(Page text entries)

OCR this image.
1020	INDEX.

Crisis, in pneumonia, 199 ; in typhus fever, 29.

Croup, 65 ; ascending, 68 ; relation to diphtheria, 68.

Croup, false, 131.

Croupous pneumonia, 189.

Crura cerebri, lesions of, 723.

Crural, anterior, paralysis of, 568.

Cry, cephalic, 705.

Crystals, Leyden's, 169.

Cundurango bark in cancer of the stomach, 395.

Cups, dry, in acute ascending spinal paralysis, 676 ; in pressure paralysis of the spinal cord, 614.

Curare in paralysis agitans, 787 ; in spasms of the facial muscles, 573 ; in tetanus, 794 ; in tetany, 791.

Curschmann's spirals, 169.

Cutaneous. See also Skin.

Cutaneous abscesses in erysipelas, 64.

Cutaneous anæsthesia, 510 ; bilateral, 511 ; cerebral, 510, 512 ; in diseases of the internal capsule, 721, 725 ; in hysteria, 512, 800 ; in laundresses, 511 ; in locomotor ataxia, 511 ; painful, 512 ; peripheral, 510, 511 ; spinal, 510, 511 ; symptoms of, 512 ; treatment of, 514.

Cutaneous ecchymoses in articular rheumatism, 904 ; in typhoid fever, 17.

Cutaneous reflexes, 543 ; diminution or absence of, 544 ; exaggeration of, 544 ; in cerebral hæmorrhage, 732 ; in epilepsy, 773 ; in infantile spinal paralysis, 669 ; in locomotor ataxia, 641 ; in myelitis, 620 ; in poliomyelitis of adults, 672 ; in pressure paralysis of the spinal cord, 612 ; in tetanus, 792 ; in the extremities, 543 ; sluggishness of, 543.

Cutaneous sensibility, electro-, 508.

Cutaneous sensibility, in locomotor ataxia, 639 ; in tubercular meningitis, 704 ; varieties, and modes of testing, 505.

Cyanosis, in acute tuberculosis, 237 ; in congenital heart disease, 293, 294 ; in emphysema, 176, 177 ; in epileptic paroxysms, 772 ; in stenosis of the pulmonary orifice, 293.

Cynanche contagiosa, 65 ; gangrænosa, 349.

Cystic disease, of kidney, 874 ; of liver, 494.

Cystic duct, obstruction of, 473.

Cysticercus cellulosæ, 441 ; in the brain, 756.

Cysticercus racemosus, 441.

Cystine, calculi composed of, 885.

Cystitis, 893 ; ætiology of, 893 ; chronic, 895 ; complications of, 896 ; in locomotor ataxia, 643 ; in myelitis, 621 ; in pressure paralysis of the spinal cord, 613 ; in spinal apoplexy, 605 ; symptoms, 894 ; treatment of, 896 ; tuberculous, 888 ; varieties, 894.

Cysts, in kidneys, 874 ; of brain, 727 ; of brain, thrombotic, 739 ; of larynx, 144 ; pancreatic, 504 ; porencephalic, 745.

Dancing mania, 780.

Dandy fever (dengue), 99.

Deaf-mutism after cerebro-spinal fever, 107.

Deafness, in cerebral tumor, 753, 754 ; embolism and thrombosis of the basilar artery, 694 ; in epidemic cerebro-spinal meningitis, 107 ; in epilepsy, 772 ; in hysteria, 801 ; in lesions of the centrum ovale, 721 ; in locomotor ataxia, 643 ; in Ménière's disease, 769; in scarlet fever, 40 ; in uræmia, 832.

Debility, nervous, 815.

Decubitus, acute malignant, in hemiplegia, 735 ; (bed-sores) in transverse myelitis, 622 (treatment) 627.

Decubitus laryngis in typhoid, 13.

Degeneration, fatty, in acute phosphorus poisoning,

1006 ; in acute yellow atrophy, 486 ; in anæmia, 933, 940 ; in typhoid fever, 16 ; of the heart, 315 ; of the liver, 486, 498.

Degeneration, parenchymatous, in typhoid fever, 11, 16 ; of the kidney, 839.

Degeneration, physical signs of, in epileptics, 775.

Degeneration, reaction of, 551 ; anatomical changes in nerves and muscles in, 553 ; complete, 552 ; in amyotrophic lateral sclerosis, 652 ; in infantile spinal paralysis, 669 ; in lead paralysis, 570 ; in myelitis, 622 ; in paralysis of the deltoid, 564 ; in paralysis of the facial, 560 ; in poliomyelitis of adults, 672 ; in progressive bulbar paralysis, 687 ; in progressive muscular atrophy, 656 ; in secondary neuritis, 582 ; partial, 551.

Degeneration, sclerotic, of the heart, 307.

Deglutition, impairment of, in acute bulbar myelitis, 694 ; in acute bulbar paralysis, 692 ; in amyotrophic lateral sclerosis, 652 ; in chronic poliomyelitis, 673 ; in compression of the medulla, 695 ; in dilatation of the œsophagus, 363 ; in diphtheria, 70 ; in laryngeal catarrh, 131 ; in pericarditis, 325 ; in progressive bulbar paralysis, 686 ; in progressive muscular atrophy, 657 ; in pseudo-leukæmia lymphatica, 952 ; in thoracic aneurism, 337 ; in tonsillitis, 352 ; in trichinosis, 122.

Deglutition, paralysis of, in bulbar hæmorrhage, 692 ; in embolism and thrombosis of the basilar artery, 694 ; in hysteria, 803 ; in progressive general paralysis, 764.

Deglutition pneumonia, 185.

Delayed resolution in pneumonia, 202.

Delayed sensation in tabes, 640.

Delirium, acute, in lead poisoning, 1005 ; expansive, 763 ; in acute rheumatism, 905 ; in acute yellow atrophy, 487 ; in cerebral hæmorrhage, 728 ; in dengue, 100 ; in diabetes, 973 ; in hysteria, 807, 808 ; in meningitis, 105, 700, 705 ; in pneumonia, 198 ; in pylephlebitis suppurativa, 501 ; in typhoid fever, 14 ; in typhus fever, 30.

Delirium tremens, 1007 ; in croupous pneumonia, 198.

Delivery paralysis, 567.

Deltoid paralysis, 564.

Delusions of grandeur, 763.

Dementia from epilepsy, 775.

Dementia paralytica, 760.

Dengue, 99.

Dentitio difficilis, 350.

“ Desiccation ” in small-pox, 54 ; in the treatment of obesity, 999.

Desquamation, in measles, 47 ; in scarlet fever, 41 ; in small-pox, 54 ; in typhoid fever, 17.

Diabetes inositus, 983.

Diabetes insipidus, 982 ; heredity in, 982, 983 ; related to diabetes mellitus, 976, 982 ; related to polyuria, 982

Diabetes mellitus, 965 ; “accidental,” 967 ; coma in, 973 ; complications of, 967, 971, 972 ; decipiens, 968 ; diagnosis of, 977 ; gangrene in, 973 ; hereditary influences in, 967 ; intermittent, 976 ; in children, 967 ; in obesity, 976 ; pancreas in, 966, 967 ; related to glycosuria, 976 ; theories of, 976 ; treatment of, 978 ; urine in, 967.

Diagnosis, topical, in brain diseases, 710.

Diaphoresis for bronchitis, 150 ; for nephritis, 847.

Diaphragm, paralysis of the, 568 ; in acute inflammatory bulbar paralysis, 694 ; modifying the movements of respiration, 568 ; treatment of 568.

● **WORK ORDER**: Print every entry exactly as written.

● **ANSWER SPACE**:
OCR this image.
1020	INDEX.

Crisis, in pneumonia, 199 ; in typhus fever, 29.

Croup, 65 ; ascending, 68 ; relation to diphtheria, 68.

Croup, false, 131.

Croupous pneumonia, 189.

Crura cerebri, lesions of, 723.

Crural, anterior, paralysis of, 568.

Cry, cephalic, 705.

Crystals, Leyden's, 169.

Cundurango bark in cancer of the stomach, 395.

Cups, dry, in acute ascending spinal paralysis, 676 ; in pressure paralysis of the spinal cord, 614.

Curare in paralysis agitans, 787 ; in spasms of the facial muscles, 573 ; in tetanus, 794 ; in tetany, 791.

Curschmann's spirals, 169.

Cutaneous. See also Skin.

Cutaneous abscesses in erysipelas, 64.

Cutaneous anæsthesia, 510 ; bilateral, 511 ; cerebral, 510, 512 ; in diseases of the internal capsule, 721, 725 ; in hysteria, 512, 800 ; in laundresses, 511 ; in locomotor ataxia, 511 ; painful, 512 ; peripheral, 510, 511 ; spinal, 510, 511 ; symptoms of, 512 ; treatment of, 514.

Cutaneous ecchymoses in articular rheumatism, 904 ; in typhoid fever, 17.

Cutaneous reflexes, 543 ; diminution or absence of, 544 ; exaggeration of, 544 ; in cerebral hæmorrhage, 732 ; in epilepsy, 773 ; in infantile spinal paralysis, 669 ; in locomotor ataxia, 641 ; in myelitis, 620 ; in poliomyelitis of adults, 672 ; in pressure paralysis of the spinal cord, 612 ; in tetanus, 792 ; in the extremities, 543 ; sluggishness of, 543.

Cutaneous sensibility, electro-, 508.

Cutaneous sensibility, in locomotor ataxia, 639 ; in tubercular meningitis, 704 ; varieties, and modes of testing, 505.

Cyanosis, in acute tuberculosis, 237 ; in congenital heart disease, 293, 294 ; in emphysema, 176, 177 ; in epileptic paroxysms, 772 ; in stenosis of the pulmonary orifice, 293.

Cynanche contagiosa, 65 ; gangrænosa, 349.

Cystic disease, of kidney, 874 ; of liver, 494.

Cystic duct, obstruction of, 473.

Cysticercus cellulosæ, 441 ; in the brain, 756.

Cysticercus racemosus, 441.

Cystine, calculi composed of, 885.

Cystitis, 893 ; ætiology of, 893 ; chronic, 895 ; complications of, 896 ; in locomotor ataxia, 643 ; in myelitis, 621 ; in pressure paralysis of the spinal cord, 613 ; in spinal apoplexy, 605 ; symptoms, 894 ; treatment of, 896 ; tuberculous, 888 ; varieties, 894.

Cysts, in kidneys, 874 ; of brain, 727 ; of brain, thrombotic, 739 ; of larynx, 144 ; pancreatic, 504 ; porencephalic, 745.

Dancing mania, 780.

Dandy fever (dengue), 99.

Deaf-mutism after cerebro-spinal fever, 107.

Deafness, in cerebral tumor, 753, 754 ; embolism and thrombosis of the basilar artery, 694 ; in epidemic cerebro-spinal meningitis, 107 ; in epilepsy, 772 ; in hysteria, 801 ; in lesions of the centrum ovale, 721 ; in locomotor ataxia, 643 ; in Ménière's disease, 769; in scarlet fever, 40 ; in uræmia, 832.

Debility, nervous, 815.

Decubitus, acute malignant, in hemiplegia, 735 ; (bed-sores) in transverse myelitis, 622 (treatment) 627.

Decubitus laryngis in typhoid, 13.

Degeneration, fatty, in acute phosphorus poisoning,

1006 ; in acute yellow atrophy, 486 ; in anæmia, 933, 940 ; in typhoid fever, 16 ; of the heart, 315 ; of the liver, 486, 498.

Degeneration, parenchymatous, in typhoid fever, 11, 16 ; of the kidney, 839.

Degeneration, physical signs of, in epileptics, 775.

Degeneration, reaction of, 551 ; anatomical changes in nerves and muscles in, 553 ; complete, 552 ; in amyotrophic lateral sclerosis, 652 ; in infantile spinal paralysis, 669 ; in lead paralysis, 570 ; in myelitis, 622 ; in paralysis of the deltoid, 564 ; in paralysis of the facial, 560 ; in poliomyelitis of adults, 672 ; in progressive bulbar paralysis, 687 ; in progressive muscular atrophy, 656 ; in secondary neuritis, 582 ; partial, 551.

Degeneration, sclerotic, of the heart, 307.

Deglutition, impairment of, in acute bulbar myelitis, 694 ; in acute bulbar paralysis, 692 ; in amyotrophic lateral sclerosis, 652 ; in chronic poliomyelitis, 673 ; in compression of the medulla, 695 ; in dilatation of the œsophagus, 363 ; in diphtheria, 70 ; in laryngeal catarrh, 131 ; in pericarditis, 325 ; in progressive bulbar paralysis, 686 ; in progressive muscular atrophy, 657 ; in pseudo-leukæmia lymphatica, 952 ; in thoracic aneurism, 337 ; in tonsillitis, 352 ; in trichinosis, 122.

Deglutition, paralysis of, in bulbar hæmorrhage, 692 ; in embolism and thrombosis of the basilar artery, 694 ; in hysteria, 803 ; in progressive general paralysis, 764.

Deglutition pneumonia, 185.

Delayed resolution in pneumonia, 202.

Delayed sensation in tabes, 640.

Delirium, acute, in lead poisoning, 1005 ; expansive, 763 ; in acute rheumatism, 905 ; in acute yellow atrophy, 487 ; in cerebral hæmorrhage, 728 ; in dengue, 100 ; in diabetes, 973 ; in hysteria, 807, 808 ; in meningitis, 105, 700, 705 ; in pneumonia, 198 ; in pylephlebitis suppurativa, 501 ; in typhoid fever, 14 ; in typhus fever, 30.

Delirium tremens, 1007 ; in croupous pneumonia, 198.

Delivery paralysis, 567.

Deltoid paralysis, 564.

Delusions of grandeur, 763.

Dementia from epilepsy, 775.

Dementia paralytica, 760.

Dengue, 99.

Dentitio difficilis, 350.

“ Desiccation ” in small-pox, 54 ; in the treatment of obesity, 999.

Desquamation, in measles, 47 ; in scarlet fever, 41 ; in small-pox, 54 ; in typhoid fever, 17.

Diabetes inositus, 983.

Diabetes insipidus, 982 ; heredity in, 982, 983 ; related to diabetes mellitus, 976, 982 ; related to polyuria, 982

Diabetes mellitus, 965 ; “accidental,” 967 ; coma in, 973 ; complications of, 967, 971, 972 ; decipiens, 968 ; diagnosis of, 977 ; gangrene in, 973 ; hereditary influences in, 967 ; intermittent, 976 ; in children, 967 ; in obesity, 976 ; pancreas in, 966, 967 ; related to glycosuria, 976 ; theories of, 976 ; treatment of, 978 ; urine in, 967.

Diagnosis, topical, in brain diseases, 710.

Diaphoresis for bronchitis, 150 ; for nephritis, 847.

Diaphragm, paralysis of the, 568 ; in acute inflammatory bulbar paralysis, 694 ; modifying the movements of respiration, 568 ; treatment of 568.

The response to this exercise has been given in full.